Dataset records on visual material:

"""

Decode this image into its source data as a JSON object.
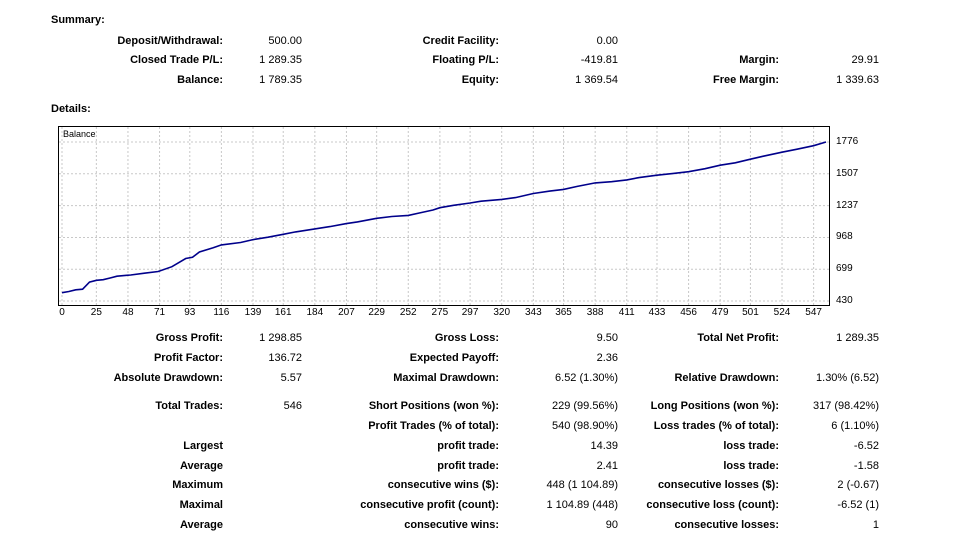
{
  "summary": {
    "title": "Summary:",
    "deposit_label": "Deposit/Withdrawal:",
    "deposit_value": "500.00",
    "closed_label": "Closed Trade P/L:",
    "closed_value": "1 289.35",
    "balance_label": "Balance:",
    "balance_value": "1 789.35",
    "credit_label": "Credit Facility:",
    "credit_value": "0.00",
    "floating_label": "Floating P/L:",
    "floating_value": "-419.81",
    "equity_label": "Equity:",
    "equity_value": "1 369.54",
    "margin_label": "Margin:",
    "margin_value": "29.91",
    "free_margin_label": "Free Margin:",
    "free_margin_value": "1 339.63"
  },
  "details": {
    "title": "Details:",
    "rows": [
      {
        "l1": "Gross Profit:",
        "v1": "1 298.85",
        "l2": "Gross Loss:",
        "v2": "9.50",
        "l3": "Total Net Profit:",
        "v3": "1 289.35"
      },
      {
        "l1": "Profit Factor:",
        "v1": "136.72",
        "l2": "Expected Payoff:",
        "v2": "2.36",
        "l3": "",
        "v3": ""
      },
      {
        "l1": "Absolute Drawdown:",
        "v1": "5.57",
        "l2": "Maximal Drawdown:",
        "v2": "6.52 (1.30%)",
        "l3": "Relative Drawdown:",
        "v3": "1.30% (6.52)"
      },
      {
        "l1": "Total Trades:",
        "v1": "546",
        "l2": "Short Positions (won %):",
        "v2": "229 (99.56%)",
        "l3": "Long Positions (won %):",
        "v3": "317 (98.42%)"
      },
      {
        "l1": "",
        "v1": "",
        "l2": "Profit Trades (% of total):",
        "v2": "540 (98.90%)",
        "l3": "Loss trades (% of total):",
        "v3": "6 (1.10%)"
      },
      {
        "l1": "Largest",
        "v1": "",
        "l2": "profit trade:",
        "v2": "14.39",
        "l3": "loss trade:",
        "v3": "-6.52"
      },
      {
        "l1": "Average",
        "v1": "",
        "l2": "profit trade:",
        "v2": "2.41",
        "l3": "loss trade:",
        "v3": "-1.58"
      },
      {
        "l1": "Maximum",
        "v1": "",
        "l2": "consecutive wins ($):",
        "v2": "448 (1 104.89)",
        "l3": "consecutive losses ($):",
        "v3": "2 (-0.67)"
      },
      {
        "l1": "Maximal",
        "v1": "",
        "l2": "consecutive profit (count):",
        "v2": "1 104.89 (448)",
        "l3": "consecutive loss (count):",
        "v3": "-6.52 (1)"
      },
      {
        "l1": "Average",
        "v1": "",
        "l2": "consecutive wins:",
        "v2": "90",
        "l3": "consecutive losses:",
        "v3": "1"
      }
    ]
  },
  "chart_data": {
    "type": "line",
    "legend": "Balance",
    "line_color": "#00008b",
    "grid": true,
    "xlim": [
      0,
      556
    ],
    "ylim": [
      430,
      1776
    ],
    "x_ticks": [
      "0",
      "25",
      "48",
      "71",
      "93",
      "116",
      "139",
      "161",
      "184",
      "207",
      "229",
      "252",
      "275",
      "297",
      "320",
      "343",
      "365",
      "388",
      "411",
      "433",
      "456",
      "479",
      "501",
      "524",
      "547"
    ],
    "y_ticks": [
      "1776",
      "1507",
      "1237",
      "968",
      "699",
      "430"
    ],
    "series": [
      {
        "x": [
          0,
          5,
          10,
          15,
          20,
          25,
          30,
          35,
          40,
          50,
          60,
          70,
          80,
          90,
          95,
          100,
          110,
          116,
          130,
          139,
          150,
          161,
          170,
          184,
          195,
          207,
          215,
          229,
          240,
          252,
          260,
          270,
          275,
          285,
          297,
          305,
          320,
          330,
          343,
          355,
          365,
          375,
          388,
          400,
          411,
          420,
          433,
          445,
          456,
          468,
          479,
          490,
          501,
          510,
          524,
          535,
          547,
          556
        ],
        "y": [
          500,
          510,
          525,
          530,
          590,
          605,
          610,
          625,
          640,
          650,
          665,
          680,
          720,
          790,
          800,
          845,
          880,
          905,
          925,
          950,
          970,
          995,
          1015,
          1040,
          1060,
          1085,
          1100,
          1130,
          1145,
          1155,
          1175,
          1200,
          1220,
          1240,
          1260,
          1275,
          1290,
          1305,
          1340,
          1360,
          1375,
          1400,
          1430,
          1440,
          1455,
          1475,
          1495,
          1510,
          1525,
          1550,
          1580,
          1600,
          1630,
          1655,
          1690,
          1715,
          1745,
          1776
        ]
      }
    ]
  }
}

"""
"""

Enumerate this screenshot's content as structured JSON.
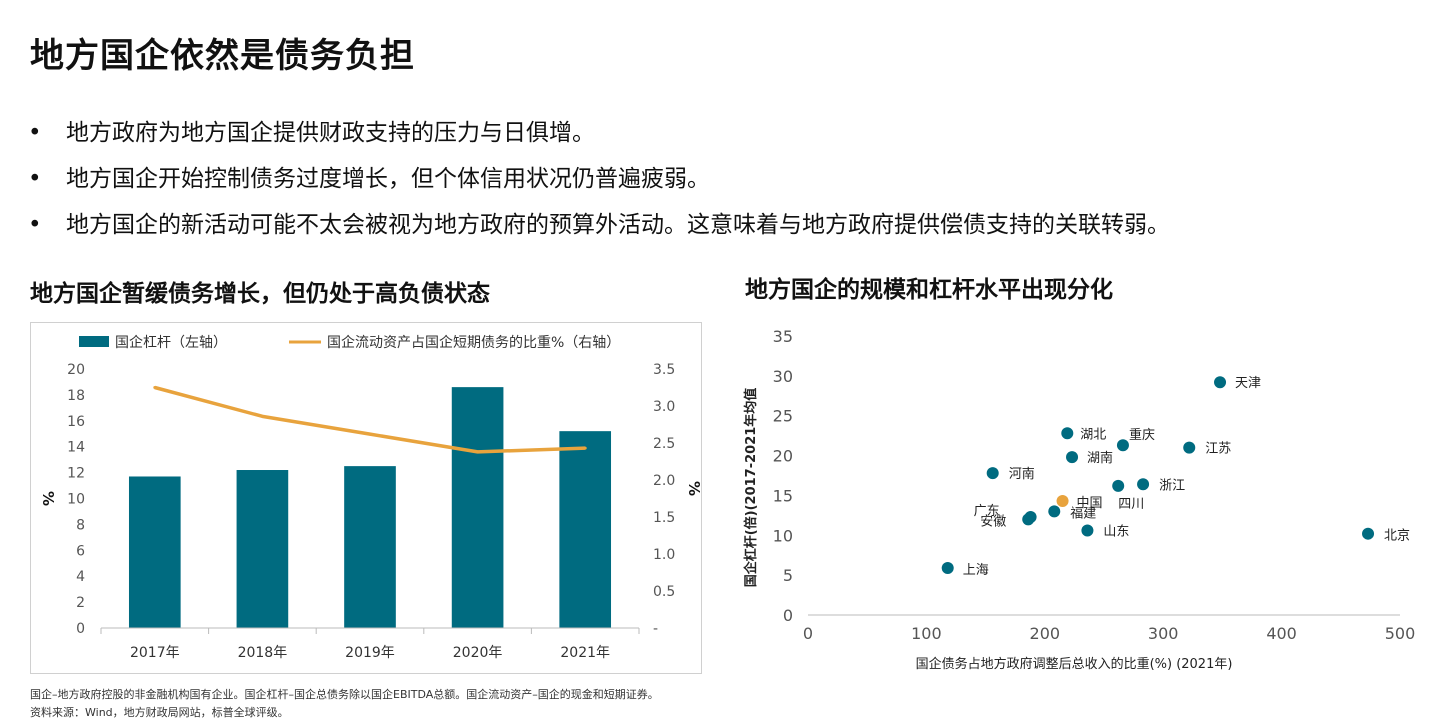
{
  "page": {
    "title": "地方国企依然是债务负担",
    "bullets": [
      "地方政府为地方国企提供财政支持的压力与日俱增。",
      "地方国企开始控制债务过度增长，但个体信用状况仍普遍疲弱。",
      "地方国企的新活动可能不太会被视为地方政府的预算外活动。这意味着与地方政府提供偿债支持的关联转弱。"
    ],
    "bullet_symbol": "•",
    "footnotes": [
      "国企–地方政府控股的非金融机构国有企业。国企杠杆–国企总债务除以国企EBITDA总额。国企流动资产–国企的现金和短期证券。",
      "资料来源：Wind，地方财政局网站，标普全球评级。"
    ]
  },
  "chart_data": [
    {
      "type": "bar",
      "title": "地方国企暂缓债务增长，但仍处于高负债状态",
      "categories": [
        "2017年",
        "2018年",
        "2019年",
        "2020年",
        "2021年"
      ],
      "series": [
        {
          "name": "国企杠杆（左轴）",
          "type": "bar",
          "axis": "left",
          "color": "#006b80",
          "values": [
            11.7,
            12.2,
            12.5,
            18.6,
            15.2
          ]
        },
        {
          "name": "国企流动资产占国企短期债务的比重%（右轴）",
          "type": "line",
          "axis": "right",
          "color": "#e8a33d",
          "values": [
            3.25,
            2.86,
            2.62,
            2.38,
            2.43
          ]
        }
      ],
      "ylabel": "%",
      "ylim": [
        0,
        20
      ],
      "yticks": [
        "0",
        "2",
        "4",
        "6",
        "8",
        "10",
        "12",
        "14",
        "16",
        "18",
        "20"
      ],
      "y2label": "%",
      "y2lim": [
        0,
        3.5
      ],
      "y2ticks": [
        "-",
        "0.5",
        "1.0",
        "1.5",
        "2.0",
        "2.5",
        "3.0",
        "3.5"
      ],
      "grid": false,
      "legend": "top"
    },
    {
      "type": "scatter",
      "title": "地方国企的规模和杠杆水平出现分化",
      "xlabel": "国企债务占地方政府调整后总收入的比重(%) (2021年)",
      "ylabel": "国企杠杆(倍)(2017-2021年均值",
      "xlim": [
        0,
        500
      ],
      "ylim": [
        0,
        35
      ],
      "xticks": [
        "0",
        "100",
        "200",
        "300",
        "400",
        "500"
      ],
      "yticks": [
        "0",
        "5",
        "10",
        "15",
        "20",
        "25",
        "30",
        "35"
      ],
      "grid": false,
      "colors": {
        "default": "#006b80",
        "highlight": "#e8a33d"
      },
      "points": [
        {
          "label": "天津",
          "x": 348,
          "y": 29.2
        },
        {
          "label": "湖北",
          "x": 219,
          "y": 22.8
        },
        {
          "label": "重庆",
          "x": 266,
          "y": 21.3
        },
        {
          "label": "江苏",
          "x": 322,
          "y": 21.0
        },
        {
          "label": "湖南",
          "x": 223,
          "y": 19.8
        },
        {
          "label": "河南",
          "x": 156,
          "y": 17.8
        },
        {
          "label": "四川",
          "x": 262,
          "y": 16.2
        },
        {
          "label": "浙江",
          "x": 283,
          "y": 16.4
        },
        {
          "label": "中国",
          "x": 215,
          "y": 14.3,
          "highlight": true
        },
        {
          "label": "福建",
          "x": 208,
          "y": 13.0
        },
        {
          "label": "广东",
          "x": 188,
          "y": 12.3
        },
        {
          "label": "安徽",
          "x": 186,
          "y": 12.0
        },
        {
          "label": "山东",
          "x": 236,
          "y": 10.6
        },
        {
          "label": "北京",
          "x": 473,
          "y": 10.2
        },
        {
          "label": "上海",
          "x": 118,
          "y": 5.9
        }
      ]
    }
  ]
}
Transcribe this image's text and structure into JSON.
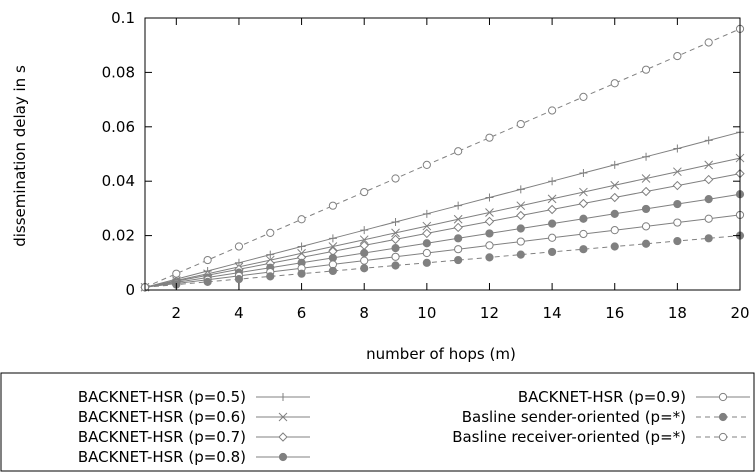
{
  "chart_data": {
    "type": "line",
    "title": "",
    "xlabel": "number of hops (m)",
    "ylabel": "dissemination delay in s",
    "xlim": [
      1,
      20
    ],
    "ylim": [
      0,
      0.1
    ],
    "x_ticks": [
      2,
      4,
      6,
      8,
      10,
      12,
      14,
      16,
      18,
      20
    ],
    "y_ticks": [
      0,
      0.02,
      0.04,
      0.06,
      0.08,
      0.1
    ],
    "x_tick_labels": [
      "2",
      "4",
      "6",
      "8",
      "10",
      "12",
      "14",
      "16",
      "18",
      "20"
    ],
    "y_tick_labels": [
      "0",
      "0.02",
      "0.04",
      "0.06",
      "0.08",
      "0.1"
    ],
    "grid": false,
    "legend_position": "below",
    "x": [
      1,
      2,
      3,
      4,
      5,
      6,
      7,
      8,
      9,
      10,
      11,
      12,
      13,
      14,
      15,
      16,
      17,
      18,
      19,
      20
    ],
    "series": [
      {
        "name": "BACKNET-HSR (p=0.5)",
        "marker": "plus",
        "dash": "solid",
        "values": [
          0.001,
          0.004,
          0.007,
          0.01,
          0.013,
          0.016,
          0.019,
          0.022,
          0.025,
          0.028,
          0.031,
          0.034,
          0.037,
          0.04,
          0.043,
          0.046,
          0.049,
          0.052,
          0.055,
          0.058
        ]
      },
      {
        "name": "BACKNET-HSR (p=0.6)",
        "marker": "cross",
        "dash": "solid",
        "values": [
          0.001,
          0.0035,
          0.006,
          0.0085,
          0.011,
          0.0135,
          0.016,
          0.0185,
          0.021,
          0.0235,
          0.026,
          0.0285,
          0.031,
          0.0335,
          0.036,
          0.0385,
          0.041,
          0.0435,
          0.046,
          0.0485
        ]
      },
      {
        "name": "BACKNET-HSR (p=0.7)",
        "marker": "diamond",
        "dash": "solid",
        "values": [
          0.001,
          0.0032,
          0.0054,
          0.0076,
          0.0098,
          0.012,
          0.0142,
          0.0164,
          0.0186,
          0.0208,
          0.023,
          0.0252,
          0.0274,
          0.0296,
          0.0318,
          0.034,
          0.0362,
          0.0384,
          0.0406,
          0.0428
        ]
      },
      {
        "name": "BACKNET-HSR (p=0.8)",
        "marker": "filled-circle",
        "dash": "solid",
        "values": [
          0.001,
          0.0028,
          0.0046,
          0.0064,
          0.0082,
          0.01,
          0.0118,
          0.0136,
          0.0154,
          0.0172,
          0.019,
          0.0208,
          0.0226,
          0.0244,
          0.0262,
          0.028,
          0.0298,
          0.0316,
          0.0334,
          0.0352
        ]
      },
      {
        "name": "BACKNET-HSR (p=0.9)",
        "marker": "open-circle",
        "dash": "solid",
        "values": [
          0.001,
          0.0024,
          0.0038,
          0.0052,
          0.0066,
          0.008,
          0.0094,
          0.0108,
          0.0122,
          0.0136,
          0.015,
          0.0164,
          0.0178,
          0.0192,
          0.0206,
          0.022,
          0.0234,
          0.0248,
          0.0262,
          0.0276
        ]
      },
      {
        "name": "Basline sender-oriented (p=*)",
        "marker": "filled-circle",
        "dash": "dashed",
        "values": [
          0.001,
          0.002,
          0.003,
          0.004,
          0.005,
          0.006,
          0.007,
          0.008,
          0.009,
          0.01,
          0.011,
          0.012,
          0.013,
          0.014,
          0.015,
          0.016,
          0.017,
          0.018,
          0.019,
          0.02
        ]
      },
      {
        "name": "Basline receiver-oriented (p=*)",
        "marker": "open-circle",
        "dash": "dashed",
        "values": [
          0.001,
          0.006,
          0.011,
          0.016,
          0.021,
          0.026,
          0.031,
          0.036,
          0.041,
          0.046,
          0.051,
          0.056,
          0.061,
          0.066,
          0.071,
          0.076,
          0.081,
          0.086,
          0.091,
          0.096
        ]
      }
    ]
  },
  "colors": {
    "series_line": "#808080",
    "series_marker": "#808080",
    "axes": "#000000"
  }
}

"""
"""

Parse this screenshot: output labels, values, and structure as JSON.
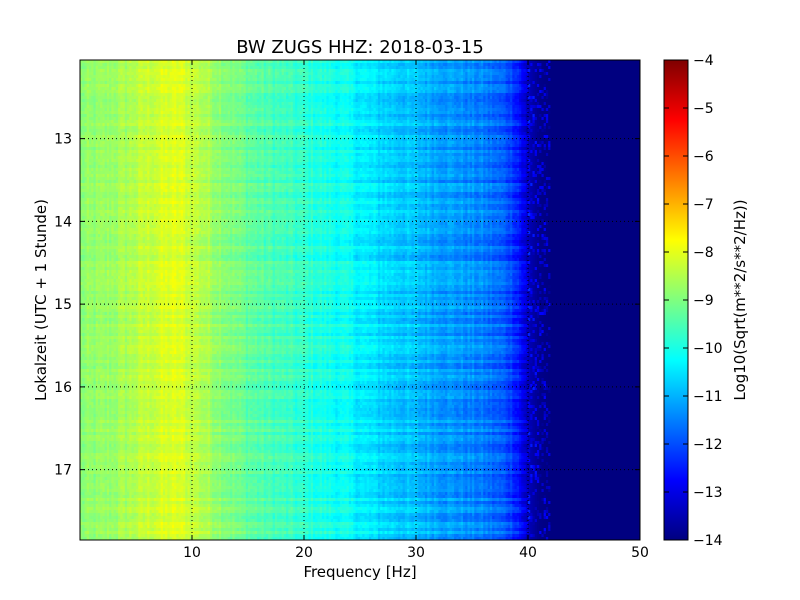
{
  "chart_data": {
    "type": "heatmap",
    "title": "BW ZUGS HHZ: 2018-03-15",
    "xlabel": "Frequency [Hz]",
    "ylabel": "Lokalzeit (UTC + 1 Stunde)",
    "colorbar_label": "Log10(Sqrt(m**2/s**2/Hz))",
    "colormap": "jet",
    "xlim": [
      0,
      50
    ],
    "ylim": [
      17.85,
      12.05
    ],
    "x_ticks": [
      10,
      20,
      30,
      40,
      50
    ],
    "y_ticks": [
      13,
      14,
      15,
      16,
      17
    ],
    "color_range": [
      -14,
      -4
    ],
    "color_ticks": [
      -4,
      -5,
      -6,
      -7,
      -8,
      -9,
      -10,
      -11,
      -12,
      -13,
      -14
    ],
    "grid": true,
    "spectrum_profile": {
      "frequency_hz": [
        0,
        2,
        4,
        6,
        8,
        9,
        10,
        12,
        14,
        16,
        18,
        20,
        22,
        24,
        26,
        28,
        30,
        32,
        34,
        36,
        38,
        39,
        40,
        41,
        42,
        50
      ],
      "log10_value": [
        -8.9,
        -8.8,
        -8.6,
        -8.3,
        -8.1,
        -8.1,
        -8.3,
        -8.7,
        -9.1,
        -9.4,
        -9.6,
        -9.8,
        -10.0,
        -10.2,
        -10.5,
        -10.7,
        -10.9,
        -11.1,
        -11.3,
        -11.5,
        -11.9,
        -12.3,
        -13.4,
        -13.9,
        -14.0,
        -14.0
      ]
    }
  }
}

"""

▶ [Short task]
Collect every line with the string "JSON" from the records, and copy each.

▶ [Correct output]
Decode this image into its source data as a JSON object.
Enumerate this screenshot's content as structured JSON.
Transcribe this image's text and structure into JSON.
Parse this screenshot: output labels, values, and structure as JSON.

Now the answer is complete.